> _Extrait retenu_:
Strasbourg (6ème) et l’Asvel (1er) s’affrontent à l’Astroballe de Villeurbanne dimanche 5 mai à 18h30. Un match de fin de saison aux enjeux limités, avant les phases finales en mai et juin.
Depuis la moitié des années 2010, les deux grandes villes ont développé une intense rivalité après s’être imposées sportivement comme les deux places fortes du basket français. Strasbourg a disputé cinq finales entre 2013 et 2017, sans l’emporter. L’Asvel, propriété de la superstar française Tony Parker a remporté le titre face aux Strasbourgeois en 2016. S’en était suivie une demie-finale rocambolesque l’année d’après, où la SIG l’avait emporté trois manches à deux, après avoir perdu les deux premières joutes en Alsace. Pour le printemps 2019, l’Asvel fait figure de favori de la fin de saison.

> _Consigne_:
Dans l'extrait sur la rivalité entre Strasbourg et l'Asvel, relevez toutes les années écrites en chiffres, dans leur ordre d'apparition. Seul l'extrait sert de référence.

> _Données enregistrées_:
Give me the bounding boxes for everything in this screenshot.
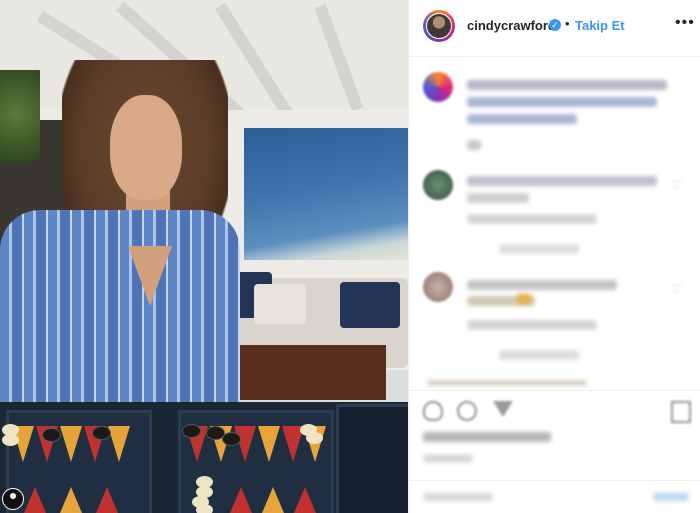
checker-cream bbox=[196, 504, 213, 513]
checker-black bbox=[92, 426, 111, 440]
board-point bbox=[230, 487, 252, 513]
comment-text-blurred bbox=[467, 280, 617, 290]
comment-icon[interactable] bbox=[457, 401, 477, 421]
heart-icon[interactable]: ♡ bbox=[671, 282, 682, 296]
caption-text-blurred bbox=[467, 80, 667, 90]
checker-black bbox=[222, 432, 241, 446]
view-replies-blurred[interactable] bbox=[499, 244, 579, 254]
bookmark-icon[interactable] bbox=[671, 401, 691, 423]
board-point bbox=[108, 426, 130, 462]
caption-avatar[interactable] bbox=[423, 72, 453, 102]
board-point bbox=[60, 487, 82, 513]
comment-text-blurred bbox=[467, 193, 529, 203]
user-tag-icon[interactable] bbox=[2, 488, 24, 510]
board-point bbox=[60, 426, 82, 462]
comment-text-blurred bbox=[467, 176, 657, 186]
share-icon[interactable] bbox=[493, 401, 513, 417]
board-point bbox=[294, 487, 316, 513]
face bbox=[110, 95, 182, 200]
heart-icon[interactable]: ♡ bbox=[671, 178, 682, 192]
plant bbox=[0, 70, 40, 180]
comment-text-blurred bbox=[427, 380, 587, 386]
checker-black bbox=[182, 424, 201, 438]
comment-avatar[interactable] bbox=[423, 170, 453, 200]
board-point bbox=[24, 487, 46, 513]
post-photo[interactable] bbox=[0, 0, 408, 513]
blue-plaid-shirt bbox=[0, 210, 240, 410]
comment-meta-blurred bbox=[467, 214, 597, 224]
caption-meta-blurred bbox=[467, 140, 481, 150]
view-replies-blurred[interactable] bbox=[499, 350, 579, 360]
navy-pillow bbox=[340, 282, 400, 328]
add-comment-input-blurred[interactable] bbox=[423, 493, 493, 501]
caption-text-blurred bbox=[467, 97, 657, 107]
add-comment-bar bbox=[409, 480, 700, 513]
comment-emoji-blurred bbox=[517, 294, 531, 304]
board-tray bbox=[336, 404, 408, 513]
board-point bbox=[96, 487, 118, 513]
board-point bbox=[262, 487, 284, 513]
shirt-collar bbox=[128, 246, 172, 306]
coffee-table bbox=[236, 345, 386, 400]
instagram-post: cindycrawford ✓ • Takip Et ••• ♡ ♡ bbox=[0, 0, 700, 513]
ocean-painting bbox=[244, 128, 408, 260]
follow-button[interactable]: Takip Et bbox=[575, 18, 625, 33]
comment-avatar[interactable] bbox=[423, 272, 453, 302]
board-point bbox=[258, 426, 280, 462]
heart-icon[interactable] bbox=[423, 401, 443, 421]
checker-cream bbox=[2, 434, 19, 446]
checker-cream bbox=[306, 432, 323, 444]
header-separator: • bbox=[565, 16, 570, 31]
username-link[interactable]: cindycrawford bbox=[467, 18, 556, 33]
avatar-photo bbox=[426, 13, 452, 39]
post-sidebar: cindycrawford ✓ • Takip Et ••• ♡ ♡ bbox=[408, 0, 700, 513]
action-bar bbox=[409, 390, 700, 429]
post-timestamp-blurred bbox=[423, 455, 473, 462]
more-options-icon[interactable]: ••• bbox=[675, 14, 695, 32]
likes-count-blurred[interactable] bbox=[423, 432, 551, 442]
white-pillow bbox=[254, 284, 306, 324]
comment-meta-blurred bbox=[467, 320, 597, 330]
profile-avatar[interactable] bbox=[423, 10, 455, 42]
post-comment-button-blurred[interactable] bbox=[653, 493, 689, 501]
post-header: cindycrawford ✓ • Takip Et ••• bbox=[409, 0, 700, 57]
caption-hashtags-blurred bbox=[467, 114, 577, 124]
checker-black bbox=[42, 428, 61, 442]
verified-badge-icon: ✓ bbox=[549, 19, 561, 31]
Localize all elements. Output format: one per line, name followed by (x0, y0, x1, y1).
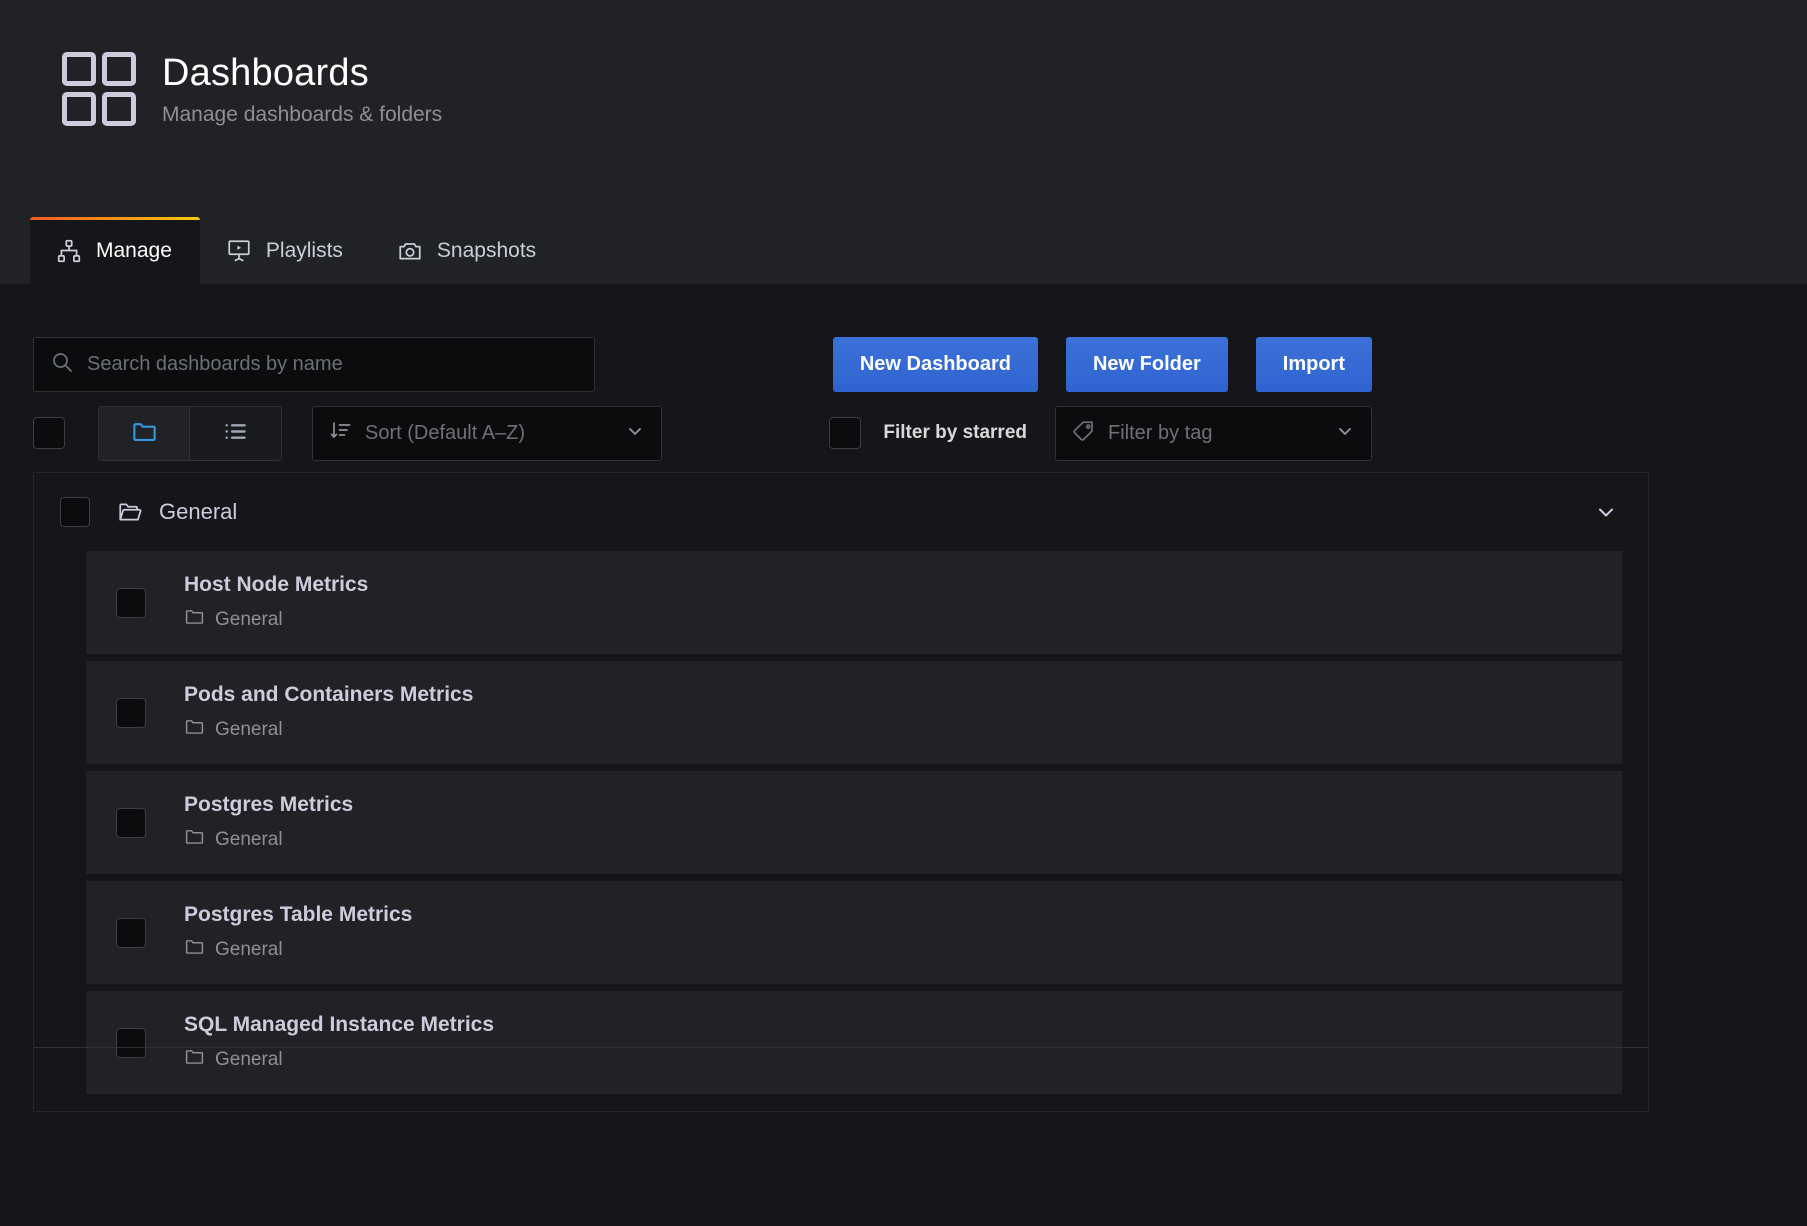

> _Réponse attendue_:
2010, 2013, 2017, 2016, 2019